* Short task *
Produce an exact copy of all the data below, dropping every image.

○ ○ ○ ○ ○ ○ ○

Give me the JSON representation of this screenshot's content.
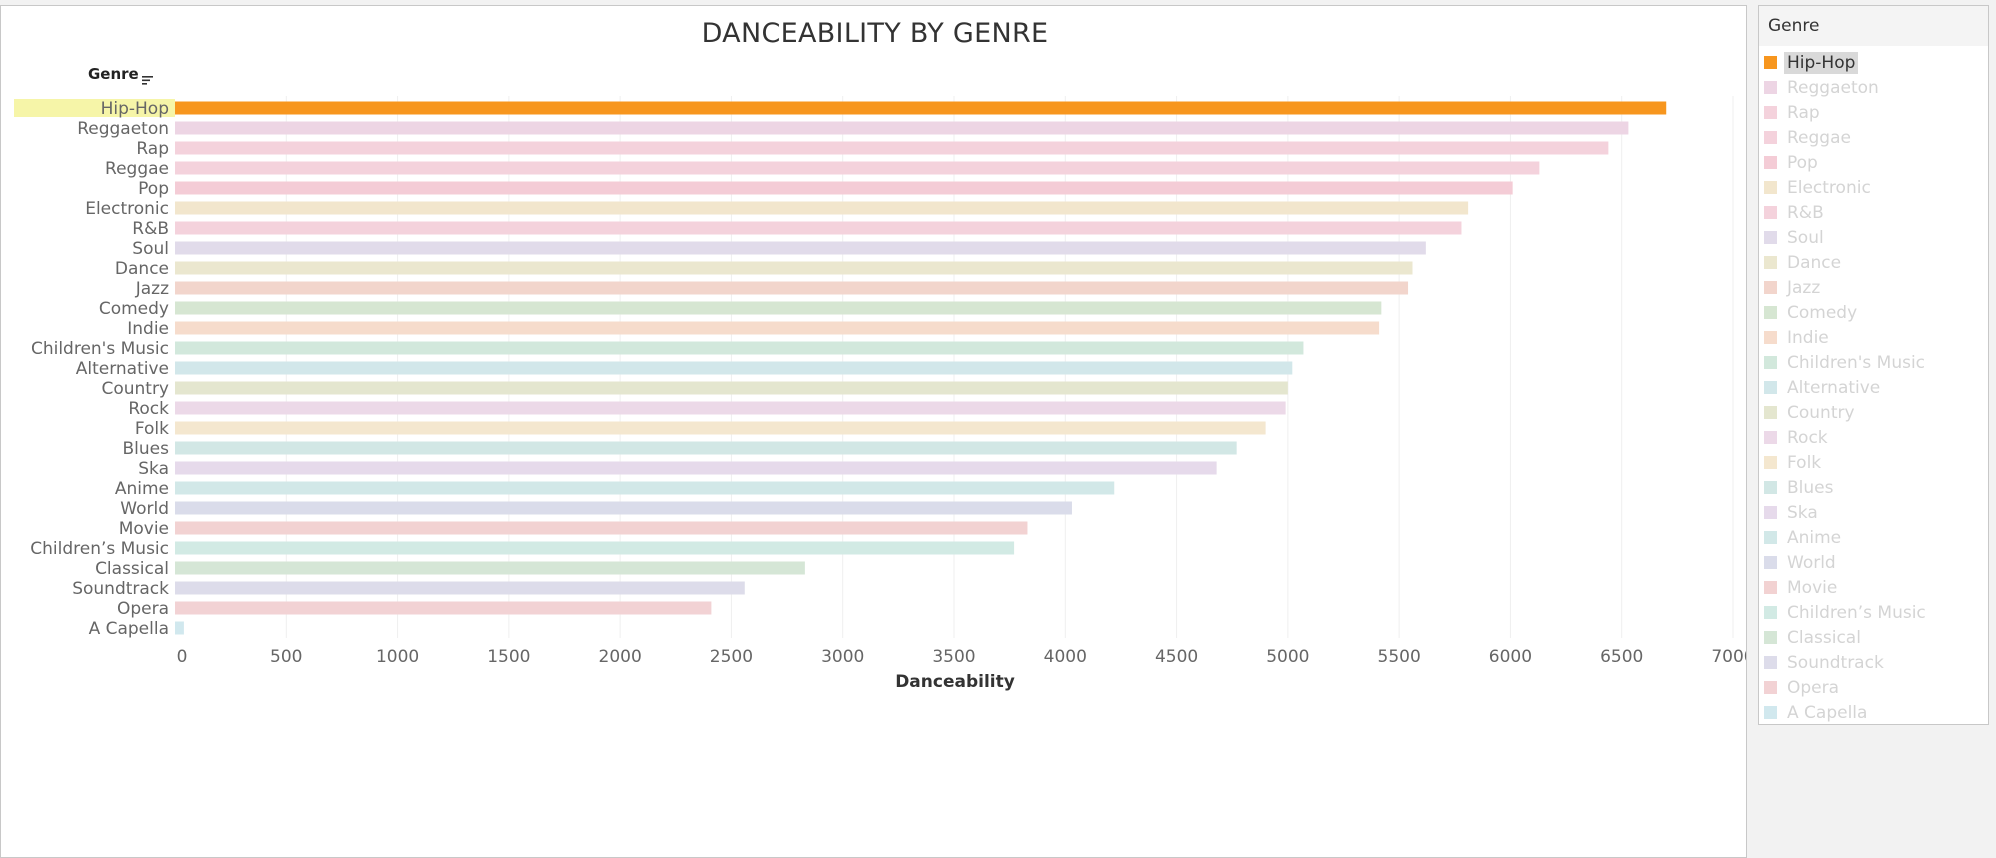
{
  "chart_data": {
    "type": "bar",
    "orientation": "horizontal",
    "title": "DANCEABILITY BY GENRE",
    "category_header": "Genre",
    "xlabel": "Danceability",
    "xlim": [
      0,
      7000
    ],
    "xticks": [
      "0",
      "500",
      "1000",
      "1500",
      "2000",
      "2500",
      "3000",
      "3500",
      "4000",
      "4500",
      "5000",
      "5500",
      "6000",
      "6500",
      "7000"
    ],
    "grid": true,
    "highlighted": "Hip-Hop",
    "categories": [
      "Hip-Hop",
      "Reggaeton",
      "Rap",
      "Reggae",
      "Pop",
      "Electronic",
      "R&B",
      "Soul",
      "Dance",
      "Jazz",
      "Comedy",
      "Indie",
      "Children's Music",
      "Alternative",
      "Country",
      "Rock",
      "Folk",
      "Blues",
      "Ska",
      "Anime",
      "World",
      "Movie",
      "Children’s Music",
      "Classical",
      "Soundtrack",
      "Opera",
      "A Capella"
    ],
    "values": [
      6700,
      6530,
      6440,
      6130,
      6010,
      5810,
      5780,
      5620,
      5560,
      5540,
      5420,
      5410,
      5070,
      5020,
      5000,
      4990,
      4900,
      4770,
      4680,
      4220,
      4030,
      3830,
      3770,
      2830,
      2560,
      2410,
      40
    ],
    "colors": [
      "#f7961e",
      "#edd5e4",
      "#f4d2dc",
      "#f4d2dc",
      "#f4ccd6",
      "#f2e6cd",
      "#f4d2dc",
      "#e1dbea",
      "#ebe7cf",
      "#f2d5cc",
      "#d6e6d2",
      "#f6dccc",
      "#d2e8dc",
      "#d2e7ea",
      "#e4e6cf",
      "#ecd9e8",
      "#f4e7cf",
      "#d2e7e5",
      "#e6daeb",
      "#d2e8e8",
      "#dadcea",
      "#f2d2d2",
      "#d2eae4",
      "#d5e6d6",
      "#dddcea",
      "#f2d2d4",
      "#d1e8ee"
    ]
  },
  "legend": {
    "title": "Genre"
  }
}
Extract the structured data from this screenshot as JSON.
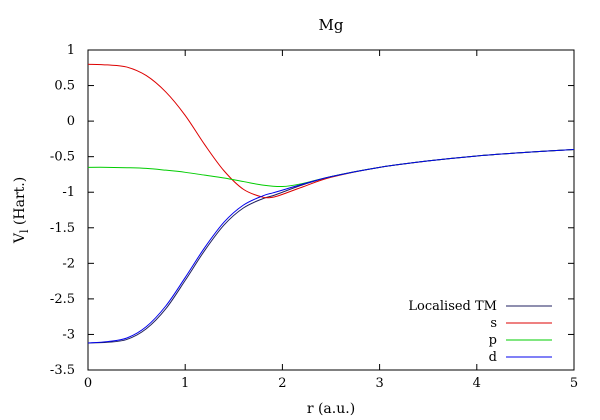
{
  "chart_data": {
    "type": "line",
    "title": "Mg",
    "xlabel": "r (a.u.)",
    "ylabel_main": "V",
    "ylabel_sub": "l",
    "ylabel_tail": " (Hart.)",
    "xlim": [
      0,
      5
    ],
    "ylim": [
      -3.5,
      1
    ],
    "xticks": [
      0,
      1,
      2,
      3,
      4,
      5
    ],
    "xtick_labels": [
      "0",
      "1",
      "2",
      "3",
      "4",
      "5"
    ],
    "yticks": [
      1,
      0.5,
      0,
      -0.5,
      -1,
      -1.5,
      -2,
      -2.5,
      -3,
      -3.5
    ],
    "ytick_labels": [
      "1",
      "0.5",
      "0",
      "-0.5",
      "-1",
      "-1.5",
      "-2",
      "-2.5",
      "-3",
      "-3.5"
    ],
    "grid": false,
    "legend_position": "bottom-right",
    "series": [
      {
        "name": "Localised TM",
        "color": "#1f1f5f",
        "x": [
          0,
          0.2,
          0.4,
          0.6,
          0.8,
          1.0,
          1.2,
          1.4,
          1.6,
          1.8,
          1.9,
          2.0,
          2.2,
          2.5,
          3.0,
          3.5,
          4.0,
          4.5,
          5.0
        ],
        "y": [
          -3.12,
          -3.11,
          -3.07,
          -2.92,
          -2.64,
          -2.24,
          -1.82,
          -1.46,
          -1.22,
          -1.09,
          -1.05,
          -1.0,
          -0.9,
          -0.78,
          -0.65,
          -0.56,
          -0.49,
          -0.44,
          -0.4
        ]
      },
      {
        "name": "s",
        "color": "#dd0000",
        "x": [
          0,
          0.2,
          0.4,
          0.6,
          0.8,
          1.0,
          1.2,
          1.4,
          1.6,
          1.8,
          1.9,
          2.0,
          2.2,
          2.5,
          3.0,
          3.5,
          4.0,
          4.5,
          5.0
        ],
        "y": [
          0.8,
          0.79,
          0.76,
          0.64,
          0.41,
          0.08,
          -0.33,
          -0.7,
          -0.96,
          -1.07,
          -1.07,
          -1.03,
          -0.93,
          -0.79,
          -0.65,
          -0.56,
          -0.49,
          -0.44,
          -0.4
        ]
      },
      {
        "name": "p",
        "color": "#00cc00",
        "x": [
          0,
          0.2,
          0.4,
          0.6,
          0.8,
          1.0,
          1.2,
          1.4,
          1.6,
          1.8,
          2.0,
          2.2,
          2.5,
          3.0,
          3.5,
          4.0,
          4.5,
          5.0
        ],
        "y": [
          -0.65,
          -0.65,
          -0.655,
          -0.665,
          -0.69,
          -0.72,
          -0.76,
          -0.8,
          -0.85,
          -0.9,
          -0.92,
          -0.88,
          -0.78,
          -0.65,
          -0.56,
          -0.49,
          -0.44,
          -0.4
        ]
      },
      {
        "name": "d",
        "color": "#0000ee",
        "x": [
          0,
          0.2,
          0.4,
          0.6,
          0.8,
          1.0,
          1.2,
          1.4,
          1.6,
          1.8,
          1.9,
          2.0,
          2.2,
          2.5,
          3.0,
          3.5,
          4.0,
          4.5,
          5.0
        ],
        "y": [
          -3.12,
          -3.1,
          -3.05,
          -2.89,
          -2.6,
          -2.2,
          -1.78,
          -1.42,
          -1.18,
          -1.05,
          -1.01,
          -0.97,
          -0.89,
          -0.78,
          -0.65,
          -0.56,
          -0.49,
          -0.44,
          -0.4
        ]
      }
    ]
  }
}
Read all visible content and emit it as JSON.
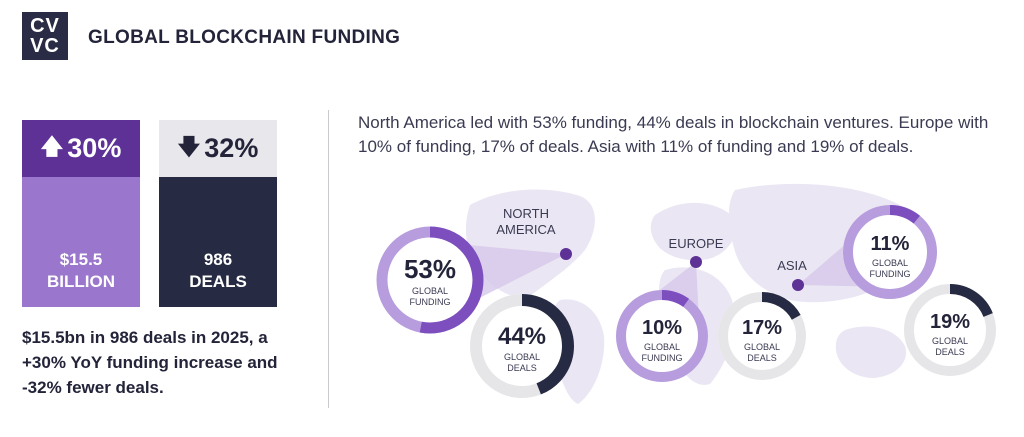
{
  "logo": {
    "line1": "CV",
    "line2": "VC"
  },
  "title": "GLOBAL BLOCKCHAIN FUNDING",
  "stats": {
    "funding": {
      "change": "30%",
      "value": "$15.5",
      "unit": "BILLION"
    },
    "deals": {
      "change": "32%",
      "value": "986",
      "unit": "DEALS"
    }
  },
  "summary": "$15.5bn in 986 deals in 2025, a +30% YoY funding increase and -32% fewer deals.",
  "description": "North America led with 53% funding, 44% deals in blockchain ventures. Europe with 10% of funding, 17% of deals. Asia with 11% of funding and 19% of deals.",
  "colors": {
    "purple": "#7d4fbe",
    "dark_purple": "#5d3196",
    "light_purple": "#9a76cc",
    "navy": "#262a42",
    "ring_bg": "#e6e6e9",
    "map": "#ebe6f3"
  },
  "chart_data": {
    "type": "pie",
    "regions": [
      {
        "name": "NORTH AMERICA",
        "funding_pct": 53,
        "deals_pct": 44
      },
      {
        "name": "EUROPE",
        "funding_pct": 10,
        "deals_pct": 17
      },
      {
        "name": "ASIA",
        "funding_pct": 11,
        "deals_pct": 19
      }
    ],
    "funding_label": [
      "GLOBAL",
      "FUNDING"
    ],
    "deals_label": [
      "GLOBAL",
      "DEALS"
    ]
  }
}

○ ○ ○ ○ ○ ○ ○

* Solution to the problem *
Give me the JSON representation of this screenshot's content.
{
  "chart_data": {
    "type": "bar",
    "orientation": "horizontal",
    "title": "DANCEABILITY BY GENRE",
    "category_header": "Genre",
    "xlabel": "Danceability",
    "xlim": [
      0,
      7000
    ],
    "xticks": [
      "0",
      "500",
      "1000",
      "1500",
      "2000",
      "2500",
      "3000",
      "3500",
      "4000",
      "4500",
      "5000",
      "5500",
      "6000",
      "6500",
      "7000"
    ],
    "grid": true,
    "highlighted": "Hip-Hop",
    "categories": [
      "Hip-Hop",
      "Reggaeton",
      "Rap",
      "Reggae",
      "Pop",
      "Electronic",
      "R&B",
      "Soul",
      "Dance",
      "Jazz",
      "Comedy",
      "Indie",
      "Children's Music",
      "Alternative",
      "Country",
      "Rock",
      "Folk",
      "Blues",
      "Ska",
      "Anime",
      "World",
      "Movie",
      "Children’s Music",
      "Classical",
      "Soundtrack",
      "Opera",
      "A Capella"
    ],
    "values": [
      6700,
      6530,
      6440,
      6130,
      6010,
      5810,
      5780,
      5620,
      5560,
      5540,
      5420,
      5410,
      5070,
      5020,
      5000,
      4990,
      4900,
      4770,
      4680,
      4220,
      4030,
      3830,
      3770,
      2830,
      2560,
      2410,
      40
    ],
    "colors": [
      "#f7961e",
      "#edd5e4",
      "#f4d2dc",
      "#f4d2dc",
      "#f4ccd6",
      "#f2e6cd",
      "#f4d2dc",
      "#e1dbea",
      "#ebe7cf",
      "#f2d5cc",
      "#d6e6d2",
      "#f6dccc",
      "#d2e8dc",
      "#d2e7ea",
      "#e4e6cf",
      "#ecd9e8",
      "#f4e7cf",
      "#d2e7e5",
      "#e6daeb",
      "#d2e8e8",
      "#dadcea",
      "#f2d2d2",
      "#d2eae4",
      "#d5e6d6",
      "#dddcea",
      "#f2d2d4",
      "#d1e8ee"
    ]
  },
  "legend": {
    "title": "Genre"
  }
}
Extract the structured data from this screenshot as JSON.
{
  "chart_data": {
    "type": "line",
    "title": "Mg",
    "xlabel": "r (a.u.)",
    "ylabel_main": "V",
    "ylabel_sub": "l",
    "ylabel_tail": " (Hart.)",
    "xlim": [
      0,
      5
    ],
    "ylim": [
      -3.5,
      1
    ],
    "xticks": [
      0,
      1,
      2,
      3,
      4,
      5
    ],
    "xtick_labels": [
      "0",
      "1",
      "2",
      "3",
      "4",
      "5"
    ],
    "yticks": [
      1,
      0.5,
      0,
      -0.5,
      -1,
      -1.5,
      -2,
      -2.5,
      -3,
      -3.5
    ],
    "ytick_labels": [
      "1",
      "0.5",
      "0",
      "-0.5",
      "-1",
      "-1.5",
      "-2",
      "-2.5",
      "-3",
      "-3.5"
    ],
    "grid": false,
    "legend_position": "bottom-right",
    "series": [
      {
        "name": "Localised TM",
        "color": "#1f1f5f",
        "x": [
          0,
          0.2,
          0.4,
          0.6,
          0.8,
          1.0,
          1.2,
          1.4,
          1.6,
          1.8,
          1.9,
          2.0,
          2.2,
          2.5,
          3.0,
          3.5,
          4.0,
          4.5,
          5.0
        ],
        "y": [
          -3.12,
          -3.11,
          -3.07,
          -2.92,
          -2.64,
          -2.24,
          -1.82,
          -1.46,
          -1.22,
          -1.09,
          -1.05,
          -1.0,
          -0.9,
          -0.78,
          -0.65,
          -0.56,
          -0.49,
          -0.44,
          -0.4
        ]
      },
      {
        "name": "s",
        "color": "#dd0000",
        "x": [
          0,
          0.2,
          0.4,
          0.6,
          0.8,
          1.0,
          1.2,
          1.4,
          1.6,
          1.8,
          1.9,
          2.0,
          2.2,
          2.5,
          3.0,
          3.5,
          4.0,
          4.5,
          5.0
        ],
        "y": [
          0.8,
          0.79,
          0.76,
          0.64,
          0.41,
          0.08,
          -0.33,
          -0.7,
          -0.96,
          -1.07,
          -1.07,
          -1.03,
          -0.93,
          -0.79,
          -0.65,
          -0.56,
          -0.49,
          -0.44,
          -0.4
        ]
      },
      {
        "name": "p",
        "color": "#00cc00",
        "x": [
          0,
          0.2,
          0.4,
          0.6,
          0.8,
          1.0,
          1.2,
          1.4,
          1.6,
          1.8,
          2.0,
          2.2,
          2.5,
          3.0,
          3.5,
          4.0,
          4.5,
          5.0
        ],
        "y": [
          -0.65,
          -0.65,
          -0.655,
          -0.665,
          -0.69,
          -0.72,
          -0.76,
          -0.8,
          -0.85,
          -0.9,
          -0.92,
          -0.88,
          -0.78,
          -0.65,
          -0.56,
          -0.49,
          -0.44,
          -0.4
        ]
      },
      {
        "name": "d",
        "color": "#0000ee",
        "x": [
          0,
          0.2,
          0.4,
          0.6,
          0.8,
          1.0,
          1.2,
          1.4,
          1.6,
          1.8,
          1.9,
          2.0,
          2.2,
          2.5,
          3.0,
          3.5,
          4.0,
          4.5,
          5.0
        ],
        "y": [
          -3.12,
          -3.1,
          -3.05,
          -2.89,
          -2.6,
          -2.2,
          -1.78,
          -1.42,
          -1.18,
          -1.05,
          -1.01,
          -0.97,
          -0.89,
          -0.78,
          -0.65,
          -0.56,
          -0.49,
          -0.44,
          -0.4
        ]
      }
    ]
  }
}
Read all visible content and emit it as JSON.
{
  "logo": {
    "line1": "CV",
    "line2": "VC"
  },
  "title": "GLOBAL BLOCKCHAIN FUNDING",
  "stats": {
    "funding": {
      "change": "30%",
      "value": "$15.5",
      "unit": "BILLION"
    },
    "deals": {
      "change": "32%",
      "value": "986",
      "unit": "DEALS"
    }
  },
  "summary": "$15.5bn in 986 deals in 2025, a +30% YoY funding increase and -32% fewer deals.",
  "description": "North America led with 53% funding, 44% deals in blockchain ventures. Europe with 10% of funding, 17% of deals. Asia with 11% of funding and 19% of deals.",
  "colors": {
    "purple": "#7d4fbe",
    "dark_purple": "#5d3196",
    "light_purple": "#9a76cc",
    "navy": "#262a42",
    "ring_bg": "#e6e6e9",
    "map": "#ebe6f3"
  },
  "chart_data": {
    "type": "pie",
    "regions": [
      {
        "name": "NORTH AMERICA",
        "funding_pct": 53,
        "deals_pct": 44
      },
      {
        "name": "EUROPE",
        "funding_pct": 10,
        "deals_pct": 17
      },
      {
        "name": "ASIA",
        "funding_pct": 11,
        "deals_pct": 19
      }
    ],
    "funding_label": [
      "GLOBAL",
      "FUNDING"
    ],
    "deals_label": [
      "GLOBAL",
      "DEALS"
    ]
  }
}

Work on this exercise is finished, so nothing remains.